**** SUPPLIED DATA ****

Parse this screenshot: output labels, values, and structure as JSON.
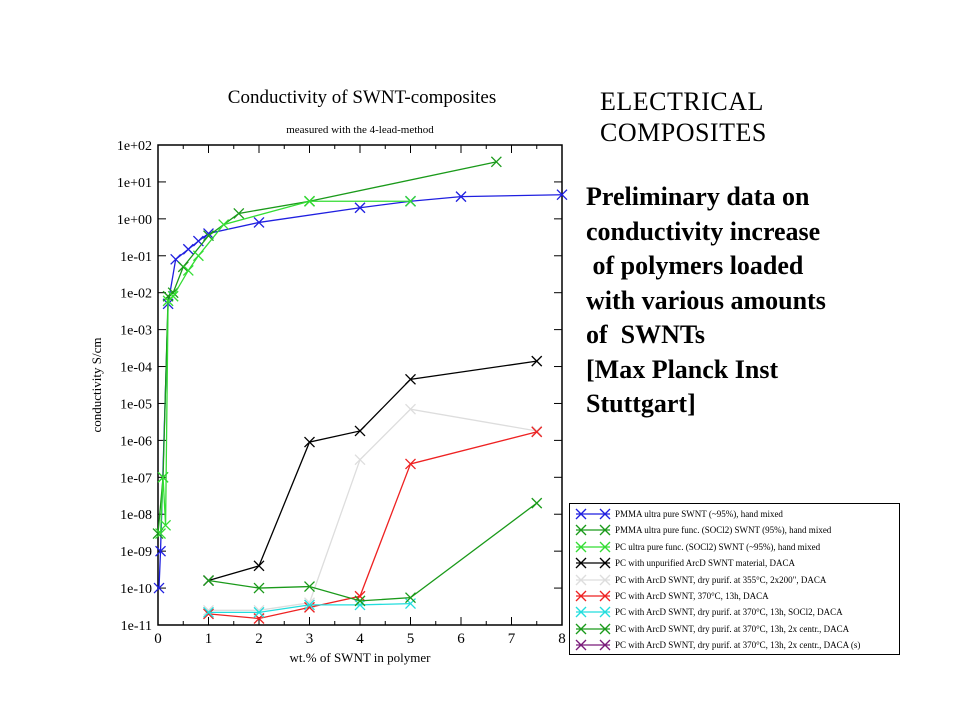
{
  "side_text": {
    "heading": [
      "ELECTRICAL",
      "COMPOSITES"
    ],
    "body": [
      "Preliminary data on",
      "conductivity increase",
      " of polymers loaded",
      "with various amounts",
      "of  SWNTs",
      "[Max Planck Inst",
      "Stuttgart]"
    ]
  },
  "chart_data": {
    "type": "line",
    "title": "Conductivity of SWNT-composites",
    "subtitle": "measured with the 4-lead-method",
    "xlabel": "wt.% of SWNT in polymer",
    "ylabel": "conductivity S/cm",
    "xlim": [
      0,
      8
    ],
    "ylim_exponent": [
      -11,
      2
    ],
    "yscale": "log",
    "x_ticks": [
      "0",
      "1",
      "2",
      "3",
      "4",
      "5",
      "6",
      "7",
      "8"
    ],
    "y_ticks": [
      "1e-11",
      "1e-10",
      "1e-09",
      "1e-08",
      "1e-07",
      "1e-06",
      "1e-05",
      "1e-04",
      "1e-03",
      "1e-02",
      "1e-01",
      "1e+00",
      "1e+01",
      "1e+02"
    ],
    "legend_position": "bottom-right",
    "series": [
      {
        "name": "PMMA ultra pure SWNT (~95%), hand mixed",
        "color": "#1f1fe0",
        "x": [
          0.02,
          0.05,
          0.2,
          0.35,
          0.6,
          0.8,
          1.0,
          2.0,
          4.0,
          5.0,
          6.0,
          8.0
        ],
        "y": [
          1e-10,
          1e-09,
          0.005,
          0.08,
          0.15,
          0.25,
          0.4,
          0.8,
          2.0,
          3.0,
          4.0,
          4.5
        ]
      },
      {
        "name": "PMMA ultra pure func. (SOCl2) SWNT (95%), hand mixed",
        "color": "#1a9a1a",
        "x": [
          0.0,
          0.1,
          0.2,
          0.3,
          0.5,
          1.0,
          1.6,
          3.0,
          6.7
        ],
        "y": [
          3e-09,
          1e-07,
          0.008,
          0.01,
          0.05,
          0.35,
          1.4,
          3.0,
          35
        ]
      },
      {
        "name": "PC ultra pure func. (SOCl2) SWNT (~95%), hand mixed",
        "color": "#33dd33",
        "x": [
          0.05,
          0.1,
          0.15,
          0.2,
          0.3,
          0.6,
          0.8,
          1.3,
          3.0,
          5.0
        ],
        "y": [
          3e-09,
          1e-07,
          5e-09,
          0.006,
          0.008,
          0.04,
          0.1,
          0.7,
          3.0,
          3.0
        ]
      },
      {
        "name": "PC with unpurified ArcD SWNT material, DACA",
        "color": "#000000",
        "x": [
          1.0,
          2.0,
          3.0,
          4.0,
          5.0,
          7.5
        ],
        "y": [
          1.6e-10,
          4e-10,
          9e-07,
          1.8e-06,
          4.5e-05,
          0.00014
        ]
      },
      {
        "name": "PC with ArcD SWNT, dry purif. at 355°C, 2x200\", DACA",
        "color": "#dddddd",
        "x": [
          1.0,
          2.0,
          3.0,
          4.0,
          5.0,
          7.5
        ],
        "y": [
          2.5e-11,
          2.5e-11,
          4e-11,
          3e-07,
          7e-06,
          1.8e-06
        ]
      },
      {
        "name": "PC with ArcD SWNT, 370°C, 13h, DACA",
        "color": "#ee2222",
        "x": [
          1.0,
          2.0,
          3.0,
          4.0,
          5.0,
          7.5
        ],
        "y": [
          2e-11,
          1.5e-11,
          3e-11,
          6e-11,
          2.3e-07,
          1.7e-06
        ]
      },
      {
        "name": "PC with ArcD SWNT, dry purif. at 370°C, 13h, SOCl2, DACA",
        "color": "#22dddd",
        "x": [
          1.0,
          2.0,
          3.0,
          4.0,
          5.0
        ],
        "y": [
          2.2e-11,
          2.2e-11,
          3.5e-11,
          3.5e-11,
          3.8e-11
        ]
      },
      {
        "name": "PC with ArcD SWNT, dry purif. at 370°C, 13h, 2x centr., DACA",
        "color": "#1a9a1a",
        "x": [
          1.0,
          2.0,
          3.0,
          4.0,
          5.0,
          7.5
        ],
        "y": [
          1.6e-10,
          1e-10,
          1.1e-10,
          4.5e-11,
          5.5e-11,
          2e-08
        ]
      },
      {
        "name": "PC with ArcD SWNT, dry purif. at 370°C, 13h, 2x centr., DACA (s)",
        "color": "#7a1a7a",
        "x": [],
        "y": []
      }
    ]
  }
}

****

- [PROBLEM TO WORK ON]: Pick out every line holding the string "PMMA" and return it.

- [SOLUTION TO THE PROBLEM]:
        "name": "PMMA ultra pure SWNT (~95%), hand mixed",
        "name": "PMMA ultra pure func. (SOCl2) SWNT (95%), hand mixed",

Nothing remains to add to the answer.